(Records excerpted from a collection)
===

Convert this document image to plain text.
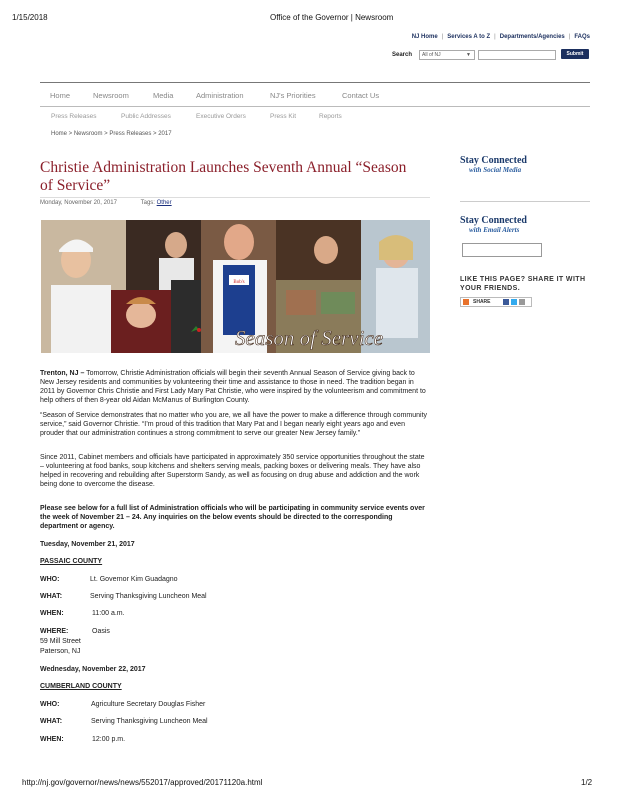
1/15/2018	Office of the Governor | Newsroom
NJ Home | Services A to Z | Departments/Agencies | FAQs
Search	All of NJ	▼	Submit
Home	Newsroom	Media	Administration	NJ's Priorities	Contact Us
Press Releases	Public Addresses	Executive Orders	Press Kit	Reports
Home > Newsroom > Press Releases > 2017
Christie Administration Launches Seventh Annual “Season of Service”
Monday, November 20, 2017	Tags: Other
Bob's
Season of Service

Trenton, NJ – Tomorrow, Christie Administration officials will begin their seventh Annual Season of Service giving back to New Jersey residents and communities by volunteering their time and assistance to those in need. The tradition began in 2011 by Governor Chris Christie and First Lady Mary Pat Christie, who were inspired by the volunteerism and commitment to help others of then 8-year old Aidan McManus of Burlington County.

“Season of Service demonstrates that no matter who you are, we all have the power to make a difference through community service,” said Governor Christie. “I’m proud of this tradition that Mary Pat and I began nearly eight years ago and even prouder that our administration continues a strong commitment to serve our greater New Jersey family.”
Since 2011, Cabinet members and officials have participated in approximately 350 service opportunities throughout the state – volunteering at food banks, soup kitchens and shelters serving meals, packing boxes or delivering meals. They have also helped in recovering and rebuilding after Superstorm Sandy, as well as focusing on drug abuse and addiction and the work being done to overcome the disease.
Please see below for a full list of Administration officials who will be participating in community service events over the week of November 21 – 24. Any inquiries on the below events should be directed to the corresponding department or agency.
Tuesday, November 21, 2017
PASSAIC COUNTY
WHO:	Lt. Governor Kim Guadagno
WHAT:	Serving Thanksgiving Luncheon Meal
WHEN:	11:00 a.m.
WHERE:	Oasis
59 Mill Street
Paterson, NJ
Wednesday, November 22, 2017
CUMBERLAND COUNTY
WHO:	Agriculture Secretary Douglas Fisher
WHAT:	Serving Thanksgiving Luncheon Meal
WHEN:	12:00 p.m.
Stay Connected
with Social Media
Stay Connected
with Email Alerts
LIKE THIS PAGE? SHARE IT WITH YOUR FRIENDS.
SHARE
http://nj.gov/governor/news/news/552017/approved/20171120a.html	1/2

===

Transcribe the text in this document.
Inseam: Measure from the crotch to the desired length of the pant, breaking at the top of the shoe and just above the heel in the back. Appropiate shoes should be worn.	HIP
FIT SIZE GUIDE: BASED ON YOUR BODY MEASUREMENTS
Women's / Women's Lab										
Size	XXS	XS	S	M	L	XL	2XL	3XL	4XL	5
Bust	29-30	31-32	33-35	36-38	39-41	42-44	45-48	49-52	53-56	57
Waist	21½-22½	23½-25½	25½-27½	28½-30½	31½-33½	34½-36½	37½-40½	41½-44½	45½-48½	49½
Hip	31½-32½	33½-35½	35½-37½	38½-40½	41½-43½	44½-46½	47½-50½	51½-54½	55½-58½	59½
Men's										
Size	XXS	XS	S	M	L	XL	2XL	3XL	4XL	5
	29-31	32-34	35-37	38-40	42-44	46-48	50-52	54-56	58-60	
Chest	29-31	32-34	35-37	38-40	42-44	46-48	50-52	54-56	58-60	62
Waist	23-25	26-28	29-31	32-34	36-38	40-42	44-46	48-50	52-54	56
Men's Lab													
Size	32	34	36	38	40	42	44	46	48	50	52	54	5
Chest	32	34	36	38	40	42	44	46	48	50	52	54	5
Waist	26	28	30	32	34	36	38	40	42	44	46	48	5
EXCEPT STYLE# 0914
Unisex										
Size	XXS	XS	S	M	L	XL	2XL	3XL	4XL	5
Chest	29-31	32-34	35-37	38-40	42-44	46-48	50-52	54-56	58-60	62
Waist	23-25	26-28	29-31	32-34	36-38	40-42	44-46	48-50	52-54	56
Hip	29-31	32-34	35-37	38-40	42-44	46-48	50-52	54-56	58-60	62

===

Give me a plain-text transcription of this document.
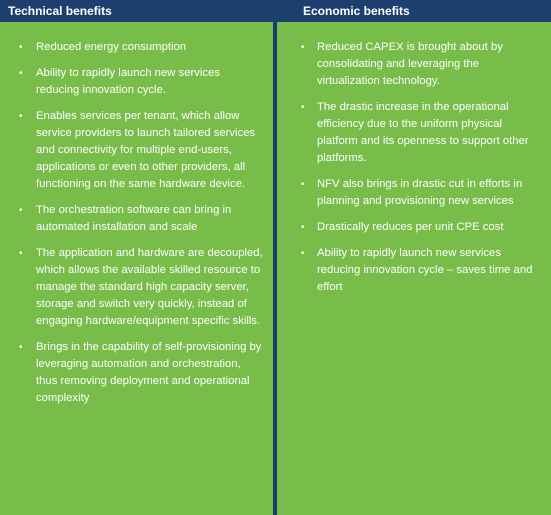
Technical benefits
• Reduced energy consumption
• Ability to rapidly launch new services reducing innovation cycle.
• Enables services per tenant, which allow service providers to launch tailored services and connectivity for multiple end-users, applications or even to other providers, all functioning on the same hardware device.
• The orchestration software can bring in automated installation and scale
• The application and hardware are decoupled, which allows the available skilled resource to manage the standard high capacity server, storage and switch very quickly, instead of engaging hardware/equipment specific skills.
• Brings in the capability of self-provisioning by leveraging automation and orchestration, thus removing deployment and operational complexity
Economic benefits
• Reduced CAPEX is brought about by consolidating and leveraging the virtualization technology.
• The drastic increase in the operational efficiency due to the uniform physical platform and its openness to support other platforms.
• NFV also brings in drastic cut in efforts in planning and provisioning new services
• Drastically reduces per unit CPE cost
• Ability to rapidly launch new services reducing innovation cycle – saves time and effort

===

= Written instruction =
Where a line in the entries holds "rapidly", copy that line.

= Task response =
• Ability to rapidly launch new services reducing innovation cycle.
• Ability to rapidly launch new services reducing innovation cycle – saves time and effort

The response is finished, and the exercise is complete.